• Short task:
Collect all the lines that mention the word "upper".

• Records for this exercise:
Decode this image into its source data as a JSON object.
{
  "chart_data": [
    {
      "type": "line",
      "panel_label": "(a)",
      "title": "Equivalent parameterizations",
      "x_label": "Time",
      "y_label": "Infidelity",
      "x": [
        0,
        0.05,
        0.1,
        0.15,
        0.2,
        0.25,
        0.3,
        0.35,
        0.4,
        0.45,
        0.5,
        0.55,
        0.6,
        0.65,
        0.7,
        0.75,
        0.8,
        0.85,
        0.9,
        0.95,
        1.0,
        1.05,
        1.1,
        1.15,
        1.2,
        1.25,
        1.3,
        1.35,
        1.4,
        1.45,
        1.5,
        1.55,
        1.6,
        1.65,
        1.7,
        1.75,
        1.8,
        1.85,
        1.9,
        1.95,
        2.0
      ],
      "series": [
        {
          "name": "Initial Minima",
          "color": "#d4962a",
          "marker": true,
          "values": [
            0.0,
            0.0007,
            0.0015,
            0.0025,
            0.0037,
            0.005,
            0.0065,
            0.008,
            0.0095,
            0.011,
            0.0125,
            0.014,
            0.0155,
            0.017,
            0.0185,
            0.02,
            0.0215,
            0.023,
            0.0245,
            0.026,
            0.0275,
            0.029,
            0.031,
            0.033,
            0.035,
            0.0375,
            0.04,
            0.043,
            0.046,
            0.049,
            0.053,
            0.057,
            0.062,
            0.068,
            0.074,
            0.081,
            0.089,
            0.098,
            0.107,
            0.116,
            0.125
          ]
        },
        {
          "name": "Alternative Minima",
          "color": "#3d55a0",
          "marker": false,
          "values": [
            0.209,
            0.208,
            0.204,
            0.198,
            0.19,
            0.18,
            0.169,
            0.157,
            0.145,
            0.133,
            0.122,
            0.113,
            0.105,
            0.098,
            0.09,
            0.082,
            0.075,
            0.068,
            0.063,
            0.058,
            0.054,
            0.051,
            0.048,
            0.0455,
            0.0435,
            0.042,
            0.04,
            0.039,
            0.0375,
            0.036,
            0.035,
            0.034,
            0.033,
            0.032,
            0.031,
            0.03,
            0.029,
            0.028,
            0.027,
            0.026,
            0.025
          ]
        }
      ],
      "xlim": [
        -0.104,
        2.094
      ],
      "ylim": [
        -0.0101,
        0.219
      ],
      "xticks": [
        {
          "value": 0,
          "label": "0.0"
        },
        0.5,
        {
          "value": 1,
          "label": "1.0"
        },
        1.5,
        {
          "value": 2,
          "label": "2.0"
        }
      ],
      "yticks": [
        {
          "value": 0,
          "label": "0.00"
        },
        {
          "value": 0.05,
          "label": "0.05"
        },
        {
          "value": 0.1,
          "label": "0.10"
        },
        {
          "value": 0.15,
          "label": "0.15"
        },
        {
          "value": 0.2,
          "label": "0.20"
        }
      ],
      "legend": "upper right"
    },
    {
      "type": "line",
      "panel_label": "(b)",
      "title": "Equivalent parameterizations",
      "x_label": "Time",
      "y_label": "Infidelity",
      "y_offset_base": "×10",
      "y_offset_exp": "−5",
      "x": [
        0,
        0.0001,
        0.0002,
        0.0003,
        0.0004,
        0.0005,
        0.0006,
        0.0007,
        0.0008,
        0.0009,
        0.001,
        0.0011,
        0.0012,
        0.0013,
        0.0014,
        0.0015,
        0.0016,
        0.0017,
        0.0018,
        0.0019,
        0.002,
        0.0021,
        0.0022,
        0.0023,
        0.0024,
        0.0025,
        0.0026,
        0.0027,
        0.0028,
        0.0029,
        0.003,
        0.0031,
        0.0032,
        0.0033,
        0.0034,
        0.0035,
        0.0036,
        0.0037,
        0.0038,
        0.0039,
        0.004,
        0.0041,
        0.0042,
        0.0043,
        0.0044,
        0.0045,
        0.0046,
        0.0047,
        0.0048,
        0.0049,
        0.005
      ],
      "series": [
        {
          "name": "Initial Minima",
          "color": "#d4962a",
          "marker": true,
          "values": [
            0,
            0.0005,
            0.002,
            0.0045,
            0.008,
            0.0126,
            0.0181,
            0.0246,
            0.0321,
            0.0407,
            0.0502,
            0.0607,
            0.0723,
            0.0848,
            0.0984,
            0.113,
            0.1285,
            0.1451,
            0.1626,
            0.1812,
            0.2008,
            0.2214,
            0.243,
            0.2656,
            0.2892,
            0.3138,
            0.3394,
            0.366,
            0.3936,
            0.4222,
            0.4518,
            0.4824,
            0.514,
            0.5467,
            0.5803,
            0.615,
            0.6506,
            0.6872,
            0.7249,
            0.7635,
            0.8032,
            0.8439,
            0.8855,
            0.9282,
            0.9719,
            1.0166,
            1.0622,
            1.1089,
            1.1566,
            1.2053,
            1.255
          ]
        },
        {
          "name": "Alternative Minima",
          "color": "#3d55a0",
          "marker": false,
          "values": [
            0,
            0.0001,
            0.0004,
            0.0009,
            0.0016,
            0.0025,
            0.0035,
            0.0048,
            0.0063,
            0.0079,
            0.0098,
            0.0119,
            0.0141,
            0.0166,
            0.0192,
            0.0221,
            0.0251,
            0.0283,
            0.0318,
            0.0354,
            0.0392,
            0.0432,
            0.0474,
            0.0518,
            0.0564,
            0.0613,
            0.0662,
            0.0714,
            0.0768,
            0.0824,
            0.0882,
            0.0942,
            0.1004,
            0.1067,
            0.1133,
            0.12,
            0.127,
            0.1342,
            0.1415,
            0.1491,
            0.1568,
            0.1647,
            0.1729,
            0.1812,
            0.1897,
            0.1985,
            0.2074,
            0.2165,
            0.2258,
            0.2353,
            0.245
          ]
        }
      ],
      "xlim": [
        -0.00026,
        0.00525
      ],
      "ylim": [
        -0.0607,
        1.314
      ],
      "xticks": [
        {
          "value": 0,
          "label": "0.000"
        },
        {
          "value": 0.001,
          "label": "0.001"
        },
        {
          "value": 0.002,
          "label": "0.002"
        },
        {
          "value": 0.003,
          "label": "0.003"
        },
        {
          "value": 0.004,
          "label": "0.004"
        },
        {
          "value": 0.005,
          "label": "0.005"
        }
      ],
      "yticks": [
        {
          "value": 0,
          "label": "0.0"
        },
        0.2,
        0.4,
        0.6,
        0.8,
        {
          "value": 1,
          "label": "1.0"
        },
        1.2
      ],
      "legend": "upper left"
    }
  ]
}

• Written answer:
      "legend": "upper right"
      "legend": "upper left"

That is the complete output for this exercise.